» Your objective
Below are some entries. Work out how many of their lines hold the word "horizontal", and write that number alone.

» Provided records
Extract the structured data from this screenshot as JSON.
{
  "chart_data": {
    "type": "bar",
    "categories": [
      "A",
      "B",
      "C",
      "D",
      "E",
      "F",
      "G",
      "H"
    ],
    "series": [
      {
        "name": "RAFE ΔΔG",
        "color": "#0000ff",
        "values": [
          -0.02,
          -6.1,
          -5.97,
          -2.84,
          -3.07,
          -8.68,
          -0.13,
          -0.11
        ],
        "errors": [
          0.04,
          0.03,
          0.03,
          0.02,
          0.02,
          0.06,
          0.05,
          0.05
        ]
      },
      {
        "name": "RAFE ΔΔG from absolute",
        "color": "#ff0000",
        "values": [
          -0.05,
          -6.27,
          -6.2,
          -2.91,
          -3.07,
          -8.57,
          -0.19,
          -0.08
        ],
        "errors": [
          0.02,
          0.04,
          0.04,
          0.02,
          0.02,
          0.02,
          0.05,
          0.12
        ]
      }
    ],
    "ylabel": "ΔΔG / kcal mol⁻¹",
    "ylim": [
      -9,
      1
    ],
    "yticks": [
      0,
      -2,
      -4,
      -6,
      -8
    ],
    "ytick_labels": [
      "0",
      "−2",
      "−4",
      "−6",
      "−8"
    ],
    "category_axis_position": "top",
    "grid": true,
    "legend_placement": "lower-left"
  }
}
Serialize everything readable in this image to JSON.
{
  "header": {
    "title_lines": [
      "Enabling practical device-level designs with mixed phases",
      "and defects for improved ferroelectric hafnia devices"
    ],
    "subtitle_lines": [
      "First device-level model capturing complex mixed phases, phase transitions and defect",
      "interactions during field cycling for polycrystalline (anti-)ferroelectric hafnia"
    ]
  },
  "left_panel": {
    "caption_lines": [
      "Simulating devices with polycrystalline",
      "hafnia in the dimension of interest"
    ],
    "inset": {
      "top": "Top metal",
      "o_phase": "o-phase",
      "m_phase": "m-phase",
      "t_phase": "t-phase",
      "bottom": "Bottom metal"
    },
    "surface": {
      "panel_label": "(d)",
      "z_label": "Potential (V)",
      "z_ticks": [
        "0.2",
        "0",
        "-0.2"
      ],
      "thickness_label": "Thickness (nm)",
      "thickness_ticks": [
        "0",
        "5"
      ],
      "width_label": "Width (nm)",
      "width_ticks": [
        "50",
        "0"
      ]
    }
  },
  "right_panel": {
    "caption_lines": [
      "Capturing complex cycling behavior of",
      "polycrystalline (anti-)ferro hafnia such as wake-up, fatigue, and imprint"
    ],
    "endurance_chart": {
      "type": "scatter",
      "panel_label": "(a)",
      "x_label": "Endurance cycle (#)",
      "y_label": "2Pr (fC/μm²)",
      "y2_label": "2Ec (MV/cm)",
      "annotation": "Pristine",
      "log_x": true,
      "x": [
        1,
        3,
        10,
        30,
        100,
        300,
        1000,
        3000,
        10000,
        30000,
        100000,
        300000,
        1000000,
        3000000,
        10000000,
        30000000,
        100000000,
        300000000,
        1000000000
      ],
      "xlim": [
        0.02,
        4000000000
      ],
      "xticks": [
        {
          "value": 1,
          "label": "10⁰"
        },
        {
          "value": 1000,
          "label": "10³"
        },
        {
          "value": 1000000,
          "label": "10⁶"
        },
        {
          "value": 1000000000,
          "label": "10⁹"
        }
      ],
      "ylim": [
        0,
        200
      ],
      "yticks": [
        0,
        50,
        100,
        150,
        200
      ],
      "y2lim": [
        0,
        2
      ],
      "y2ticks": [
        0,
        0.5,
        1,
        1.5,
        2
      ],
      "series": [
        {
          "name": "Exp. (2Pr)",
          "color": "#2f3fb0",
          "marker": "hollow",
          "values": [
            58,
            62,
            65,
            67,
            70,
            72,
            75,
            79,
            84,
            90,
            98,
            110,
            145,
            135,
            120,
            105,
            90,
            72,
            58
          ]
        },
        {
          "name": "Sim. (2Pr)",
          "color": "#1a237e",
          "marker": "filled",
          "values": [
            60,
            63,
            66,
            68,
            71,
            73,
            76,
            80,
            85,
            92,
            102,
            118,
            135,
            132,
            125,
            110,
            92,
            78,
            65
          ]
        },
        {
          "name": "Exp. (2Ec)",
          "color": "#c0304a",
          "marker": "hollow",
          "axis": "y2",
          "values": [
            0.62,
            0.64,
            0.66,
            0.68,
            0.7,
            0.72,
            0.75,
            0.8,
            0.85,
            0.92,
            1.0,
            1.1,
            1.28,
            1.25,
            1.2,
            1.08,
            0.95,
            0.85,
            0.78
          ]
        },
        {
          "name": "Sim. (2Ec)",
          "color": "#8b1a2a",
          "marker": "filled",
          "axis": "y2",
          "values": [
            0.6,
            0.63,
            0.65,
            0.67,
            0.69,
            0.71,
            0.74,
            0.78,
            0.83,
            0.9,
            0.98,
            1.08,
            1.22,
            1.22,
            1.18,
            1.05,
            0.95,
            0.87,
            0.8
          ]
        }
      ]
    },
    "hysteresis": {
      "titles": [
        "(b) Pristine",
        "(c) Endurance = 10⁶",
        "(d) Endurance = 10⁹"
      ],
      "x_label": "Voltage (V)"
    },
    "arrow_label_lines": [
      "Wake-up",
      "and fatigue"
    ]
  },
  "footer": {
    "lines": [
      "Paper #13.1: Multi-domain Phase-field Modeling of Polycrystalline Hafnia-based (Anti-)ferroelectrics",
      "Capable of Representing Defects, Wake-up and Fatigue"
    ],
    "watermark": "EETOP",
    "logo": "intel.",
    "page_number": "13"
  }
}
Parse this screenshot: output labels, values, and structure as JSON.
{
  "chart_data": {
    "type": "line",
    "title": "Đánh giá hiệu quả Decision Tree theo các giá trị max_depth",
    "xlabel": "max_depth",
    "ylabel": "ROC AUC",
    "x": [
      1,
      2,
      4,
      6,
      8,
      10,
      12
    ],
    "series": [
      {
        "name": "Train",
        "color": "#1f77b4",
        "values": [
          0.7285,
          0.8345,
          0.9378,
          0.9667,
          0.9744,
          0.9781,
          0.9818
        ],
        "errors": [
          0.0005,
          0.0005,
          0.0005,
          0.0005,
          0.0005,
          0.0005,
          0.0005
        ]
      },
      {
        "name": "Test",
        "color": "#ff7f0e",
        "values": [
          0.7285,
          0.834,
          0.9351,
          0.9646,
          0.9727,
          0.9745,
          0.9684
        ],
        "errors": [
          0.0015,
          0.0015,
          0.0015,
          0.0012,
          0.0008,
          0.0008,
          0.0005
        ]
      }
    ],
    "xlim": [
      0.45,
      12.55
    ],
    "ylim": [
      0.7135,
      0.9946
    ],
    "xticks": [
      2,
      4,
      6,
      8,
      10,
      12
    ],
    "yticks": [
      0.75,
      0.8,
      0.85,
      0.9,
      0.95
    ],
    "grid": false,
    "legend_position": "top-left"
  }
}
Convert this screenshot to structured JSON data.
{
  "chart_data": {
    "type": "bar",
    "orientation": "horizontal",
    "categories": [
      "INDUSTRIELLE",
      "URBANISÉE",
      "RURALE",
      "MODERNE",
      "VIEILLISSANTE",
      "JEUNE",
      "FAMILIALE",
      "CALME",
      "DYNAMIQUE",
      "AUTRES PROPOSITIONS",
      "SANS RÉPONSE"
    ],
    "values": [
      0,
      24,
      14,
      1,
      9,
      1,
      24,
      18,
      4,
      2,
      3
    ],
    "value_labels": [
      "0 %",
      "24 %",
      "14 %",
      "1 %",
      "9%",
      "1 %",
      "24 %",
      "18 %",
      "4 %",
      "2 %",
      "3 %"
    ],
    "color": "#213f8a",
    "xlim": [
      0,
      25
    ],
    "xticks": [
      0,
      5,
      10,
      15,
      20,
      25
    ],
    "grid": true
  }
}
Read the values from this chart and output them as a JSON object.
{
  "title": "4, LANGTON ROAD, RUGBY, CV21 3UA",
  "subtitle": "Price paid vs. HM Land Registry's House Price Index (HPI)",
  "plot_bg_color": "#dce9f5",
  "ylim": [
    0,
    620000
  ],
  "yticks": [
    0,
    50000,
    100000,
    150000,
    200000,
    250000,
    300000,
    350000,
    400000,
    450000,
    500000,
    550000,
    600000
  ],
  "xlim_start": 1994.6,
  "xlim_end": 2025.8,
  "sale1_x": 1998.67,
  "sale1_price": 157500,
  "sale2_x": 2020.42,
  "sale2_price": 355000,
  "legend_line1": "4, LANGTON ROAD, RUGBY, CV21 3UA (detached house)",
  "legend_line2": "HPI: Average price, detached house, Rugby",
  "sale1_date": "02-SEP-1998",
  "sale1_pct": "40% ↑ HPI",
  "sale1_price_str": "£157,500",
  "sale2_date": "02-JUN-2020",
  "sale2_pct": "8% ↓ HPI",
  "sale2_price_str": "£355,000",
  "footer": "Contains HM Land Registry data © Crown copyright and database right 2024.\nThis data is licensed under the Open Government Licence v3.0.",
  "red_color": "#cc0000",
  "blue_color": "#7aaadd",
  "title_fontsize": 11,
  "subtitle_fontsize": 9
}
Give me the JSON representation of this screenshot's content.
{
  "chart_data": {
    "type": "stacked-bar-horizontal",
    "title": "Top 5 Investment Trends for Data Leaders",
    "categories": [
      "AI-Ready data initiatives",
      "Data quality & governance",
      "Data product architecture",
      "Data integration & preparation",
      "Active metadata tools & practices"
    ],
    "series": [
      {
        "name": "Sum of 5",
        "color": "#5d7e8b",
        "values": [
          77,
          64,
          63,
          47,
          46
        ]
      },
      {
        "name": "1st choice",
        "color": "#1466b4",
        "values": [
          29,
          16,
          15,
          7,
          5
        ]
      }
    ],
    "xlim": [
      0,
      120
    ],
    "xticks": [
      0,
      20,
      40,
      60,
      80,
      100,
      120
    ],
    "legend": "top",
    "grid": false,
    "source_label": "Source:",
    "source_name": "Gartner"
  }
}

» Task response
2